**MATERIAL SUPPLIED:**
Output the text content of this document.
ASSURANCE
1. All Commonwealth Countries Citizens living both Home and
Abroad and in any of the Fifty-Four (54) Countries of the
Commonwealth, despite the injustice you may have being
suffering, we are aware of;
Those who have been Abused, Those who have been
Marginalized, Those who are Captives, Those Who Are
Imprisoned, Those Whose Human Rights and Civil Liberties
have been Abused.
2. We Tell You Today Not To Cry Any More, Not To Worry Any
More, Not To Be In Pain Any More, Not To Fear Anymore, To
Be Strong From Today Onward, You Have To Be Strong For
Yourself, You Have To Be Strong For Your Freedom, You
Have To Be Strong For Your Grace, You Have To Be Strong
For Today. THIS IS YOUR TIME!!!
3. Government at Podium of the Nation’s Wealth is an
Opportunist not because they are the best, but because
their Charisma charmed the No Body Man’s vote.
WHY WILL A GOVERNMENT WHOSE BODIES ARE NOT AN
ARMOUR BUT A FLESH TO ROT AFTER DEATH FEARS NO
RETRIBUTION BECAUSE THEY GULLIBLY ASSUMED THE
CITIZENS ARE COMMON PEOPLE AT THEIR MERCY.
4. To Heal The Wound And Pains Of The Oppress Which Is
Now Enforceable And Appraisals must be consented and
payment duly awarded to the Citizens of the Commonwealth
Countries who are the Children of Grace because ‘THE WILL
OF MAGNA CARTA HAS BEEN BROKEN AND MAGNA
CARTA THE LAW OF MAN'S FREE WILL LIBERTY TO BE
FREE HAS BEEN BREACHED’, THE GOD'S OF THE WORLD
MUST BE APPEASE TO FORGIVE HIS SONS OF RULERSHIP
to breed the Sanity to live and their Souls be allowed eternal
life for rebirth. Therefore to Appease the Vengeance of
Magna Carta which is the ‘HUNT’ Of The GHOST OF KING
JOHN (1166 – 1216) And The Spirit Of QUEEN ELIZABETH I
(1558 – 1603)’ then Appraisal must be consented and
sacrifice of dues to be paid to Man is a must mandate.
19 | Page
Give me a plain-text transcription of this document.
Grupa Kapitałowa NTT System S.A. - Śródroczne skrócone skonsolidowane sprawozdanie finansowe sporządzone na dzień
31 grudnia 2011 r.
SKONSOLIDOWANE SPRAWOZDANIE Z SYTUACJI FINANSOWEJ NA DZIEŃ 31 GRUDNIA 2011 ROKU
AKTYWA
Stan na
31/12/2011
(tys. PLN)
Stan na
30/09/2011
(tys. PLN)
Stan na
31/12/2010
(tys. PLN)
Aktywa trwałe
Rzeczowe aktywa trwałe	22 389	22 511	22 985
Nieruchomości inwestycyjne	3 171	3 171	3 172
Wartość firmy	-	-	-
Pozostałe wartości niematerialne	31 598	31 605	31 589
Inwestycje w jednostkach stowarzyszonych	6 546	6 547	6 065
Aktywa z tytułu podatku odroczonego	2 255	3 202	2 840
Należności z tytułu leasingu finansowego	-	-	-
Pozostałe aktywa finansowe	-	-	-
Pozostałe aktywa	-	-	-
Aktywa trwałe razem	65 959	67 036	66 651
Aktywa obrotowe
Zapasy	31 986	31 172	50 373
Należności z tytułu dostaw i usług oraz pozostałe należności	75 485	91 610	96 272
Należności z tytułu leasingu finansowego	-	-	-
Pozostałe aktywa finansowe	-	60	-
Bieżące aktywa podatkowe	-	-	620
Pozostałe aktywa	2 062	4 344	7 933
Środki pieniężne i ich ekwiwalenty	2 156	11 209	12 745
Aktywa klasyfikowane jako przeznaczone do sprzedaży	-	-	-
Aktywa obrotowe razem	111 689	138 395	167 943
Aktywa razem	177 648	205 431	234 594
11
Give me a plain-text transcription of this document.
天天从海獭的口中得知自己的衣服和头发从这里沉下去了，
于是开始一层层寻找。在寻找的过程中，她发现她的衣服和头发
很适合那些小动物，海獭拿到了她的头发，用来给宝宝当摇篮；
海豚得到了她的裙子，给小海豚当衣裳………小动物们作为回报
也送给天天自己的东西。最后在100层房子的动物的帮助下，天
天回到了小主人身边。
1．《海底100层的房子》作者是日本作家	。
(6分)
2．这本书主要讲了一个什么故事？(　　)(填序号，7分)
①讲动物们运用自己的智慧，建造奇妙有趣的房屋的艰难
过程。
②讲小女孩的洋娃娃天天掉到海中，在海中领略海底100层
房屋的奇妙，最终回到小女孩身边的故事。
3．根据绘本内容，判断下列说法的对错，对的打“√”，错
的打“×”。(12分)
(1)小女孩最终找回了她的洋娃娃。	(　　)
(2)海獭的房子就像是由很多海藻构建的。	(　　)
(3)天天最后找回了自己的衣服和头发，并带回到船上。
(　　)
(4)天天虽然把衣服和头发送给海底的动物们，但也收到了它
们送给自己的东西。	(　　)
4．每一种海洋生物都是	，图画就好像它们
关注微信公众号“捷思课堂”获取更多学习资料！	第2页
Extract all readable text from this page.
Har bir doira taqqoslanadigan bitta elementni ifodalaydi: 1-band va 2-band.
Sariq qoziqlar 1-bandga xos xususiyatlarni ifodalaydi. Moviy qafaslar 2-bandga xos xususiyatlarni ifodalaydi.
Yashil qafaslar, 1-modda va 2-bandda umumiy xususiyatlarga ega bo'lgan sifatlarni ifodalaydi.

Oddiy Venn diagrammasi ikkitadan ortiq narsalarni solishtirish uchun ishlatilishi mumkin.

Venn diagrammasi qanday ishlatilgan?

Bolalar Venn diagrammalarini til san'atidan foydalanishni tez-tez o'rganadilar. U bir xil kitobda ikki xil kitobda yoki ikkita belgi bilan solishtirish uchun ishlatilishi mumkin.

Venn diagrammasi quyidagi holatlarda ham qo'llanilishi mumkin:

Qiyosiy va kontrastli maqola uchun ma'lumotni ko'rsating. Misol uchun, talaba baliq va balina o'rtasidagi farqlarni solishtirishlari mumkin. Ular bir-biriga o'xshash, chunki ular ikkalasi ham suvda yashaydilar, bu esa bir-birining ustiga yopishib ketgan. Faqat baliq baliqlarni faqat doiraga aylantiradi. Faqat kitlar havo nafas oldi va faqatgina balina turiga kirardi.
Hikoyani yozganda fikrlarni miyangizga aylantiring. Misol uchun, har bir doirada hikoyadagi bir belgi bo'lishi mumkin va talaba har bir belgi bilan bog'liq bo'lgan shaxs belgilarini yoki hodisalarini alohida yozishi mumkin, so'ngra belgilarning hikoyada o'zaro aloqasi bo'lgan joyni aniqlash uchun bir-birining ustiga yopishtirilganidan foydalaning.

**EXERCISE PROMPT:**
Word for word, write out all of the data above.

**TASK RESPONSE:**
Output the text content of this document.
ASSURANCE
1. All Commonwealth Countries Citizens living both Home and
Abroad and in any of the Fifty-Four (54) Countries of the
Commonwealth, despite the injustice you may have being
suffering, we are aware of;
Those who have been Abused, Those who have been
Marginalized, Those who are Captives, Those Who Are
Imprisoned, Those Whose Human Rights and Civil Liberties
have been Abused.
2. We Tell You Today Not To Cry Any More, Not To Worry Any
More, Not To Be In Pain Any More, Not To Fear Anymore, To
Be Strong From Today Onward, You Have To Be Strong For
Yourself, You Have To Be Strong For Your Freedom, You
Have To Be Strong For Your Grace, You Have To Be Strong
For Today. THIS IS YOUR TIME!!!
3. Government at Podium of the Nation’s Wealth is an
Opportunist not because they are the best, but because
their Charisma charmed the No Body Man’s vote.
WHY WILL A GOVERNMENT WHOSE BODIES ARE NOT AN
ARMOUR BUT A FLESH TO ROT AFTER DEATH FEARS NO
RETRIBUTION BECAUSE THEY GULLIBLY ASSUMED THE
CITIZENS ARE COMMON PEOPLE AT THEIR MERCY.
4. To Heal The Wound And Pains Of The Oppress Which Is
Now Enforceable And Appraisals must be consented and
payment duly awarded to the Citizens of the Commonwealth
Countries who are the Children of Grace because ‘THE WILL
OF MAGNA CARTA HAS BEEN BROKEN AND MAGNA
CARTA THE LAW OF MAN'S FREE WILL LIBERTY TO BE
FREE HAS BEEN BREACHED’, THE GOD'S OF THE WORLD
MUST BE APPEASE TO FORGIVE HIS SONS OF RULERSHIP
to breed the Sanity to live and their Souls be allowed eternal
life for rebirth. Therefore to Appease the Vengeance of
Magna Carta which is the ‘HUNT’ Of The GHOST OF KING
JOHN (1166 – 1216) And The Spirit Of QUEEN ELIZABETH I
(1558 – 1603)’ then Appraisal must be consented and
sacrifice of dues to be paid to Man is a must mandate.
19 | Page
Give me a plain-text transcription of this document.
Grupa Kapitałowa NTT System S.A. - Śródroczne skrócone skonsolidowane sprawozdanie finansowe sporządzone na dzień
31 grudnia 2011 r.
SKONSOLIDOWANE SPRAWOZDANIE Z SYTUACJI FINANSOWEJ NA DZIEŃ 31 GRUDNIA 2011 ROKU
AKTYWA
Stan na
31/12/2011
(tys. PLN)
Stan na
30/09/2011
(tys. PLN)
Stan na
31/12/2010
(tys. PLN)
Aktywa trwałe
Rzeczowe aktywa trwałe	22 389	22 511	22 985
Nieruchomości inwestycyjne	3 171	3 171	3 172
Wartość firmy	-	-	-
Pozostałe wartości niematerialne	31 598	31 605	31 589
Inwestycje w jednostkach stowarzyszonych	6 546	6 547	6 065
Aktywa z tytułu podatku odroczonego	2 255	3 202	2 840
Należności z tytułu leasingu finansowego	-	-	-
Pozostałe aktywa finansowe	-	-	-
Pozostałe aktywa	-	-	-
Aktywa trwałe razem	65 959	67 036	66 651
Aktywa obrotowe
Zapasy	31 986	31 172	50 373
Należności z tytułu dostaw i usług oraz pozostałe należności	75 485	91 610	96 272
Należności z tytułu leasingu finansowego	-	-	-
Pozostałe aktywa finansowe	-	60	-
Bieżące aktywa podatkowe	-	-	620
Pozostałe aktywa	2 062	4 344	7 933
Środki pieniężne i ich ekwiwalenty	2 156	11 209	12 745
Aktywa klasyfikowane jako przeznaczone do sprzedaży	-	-	-
Aktywa obrotowe razem	111 689	138 395	167 943
Aktywa razem	177 648	205 431	234 594
11
Give me a plain-text transcription of this document.
天天从海獭的口中得知自己的衣服和头发从这里沉下去了，
于是开始一层层寻找。在寻找的过程中，她发现她的衣服和头发
很适合那些小动物，海獭拿到了她的头发，用来给宝宝当摇篮；
海豚得到了她的裙子，给小海豚当衣裳………小动物们作为回报
也送给天天自己的东西。最后在100层房子的动物的帮助下，天
天回到了小主人身边。
1．《海底100层的房子》作者是日本作家	。
(6分)
2．这本书主要讲了一个什么故事？(　　)(填序号，7分)
①讲动物们运用自己的智慧，建造奇妙有趣的房屋的艰难
过程。
②讲小女孩的洋娃娃天天掉到海中，在海中领略海底100层
房屋的奇妙，最终回到小女孩身边的故事。
3．根据绘本内容，判断下列说法的对错，对的打“√”，错
的打“×”。(12分)
(1)小女孩最终找回了她的洋娃娃。	(　　)
(2)海獭的房子就像是由很多海藻构建的。	(　　)
(3)天天最后找回了自己的衣服和头发，并带回到船上。
(　　)
(4)天天虽然把衣服和头发送给海底的动物们，但也收到了它
们送给自己的东西。	(　　)
4．每一种海洋生物都是	，图画就好像它们
关注微信公众号“捷思课堂”获取更多学习资料！	第2页
Extract all readable text from this page.
Har bir doira taqqoslanadigan bitta elementni ifodalaydi: 1-band va 2-band.
Sariq qoziqlar 1-bandga xos xususiyatlarni ifodalaydi. Moviy qafaslar 2-bandga xos xususiyatlarni ifodalaydi.
Yashil qafaslar, 1-modda va 2-bandda umumiy xususiyatlarga ega bo'lgan sifatlarni ifodalaydi.

Oddiy Venn diagrammasi ikkitadan ortiq narsalarni solishtirish uchun ishlatilishi mumkin.

Venn diagrammasi qanday ishlatilgan?

Bolalar Venn diagrammalarini til san'atidan foydalanishni tez-tez o'rganadilar. U bir xil kitobda ikki xil kitobda yoki ikkita belgi bilan solishtirish uchun ishlatilishi mumkin.

Venn diagrammasi quyidagi holatlarda ham qo'llanilishi mumkin:

Qiyosiy va kontrastli maqola uchun ma'lumotni ko'rsating. Misol uchun, talaba baliq va balina o'rtasidagi farqlarni solishtirishlari mumkin. Ular bir-biriga o'xshash, chunki ular ikkalasi ham suvda yashaydilar, bu esa bir-birining ustiga yopishib ketgan. Faqat baliq baliqlarni faqat doiraga aylantiradi. Faqat kitlar havo nafas oldi va faqatgina balina turiga kirardi.
Hikoyani yozganda fikrlarni miyangizga aylantiring. Misol uchun, har bir doirada hikoyadagi bir belgi bo'lishi mumkin va talaba har bir belgi bilan bog'liq bo'lgan shaxs belgilarini yoki hodisalarini alohida yozishi mumkin, so'ngra belgilarning hikoyada o'zaro aloqasi bo'lgan joyni aniqlash uchun bir-birining ustiga yopishtirilganidan foydalaning.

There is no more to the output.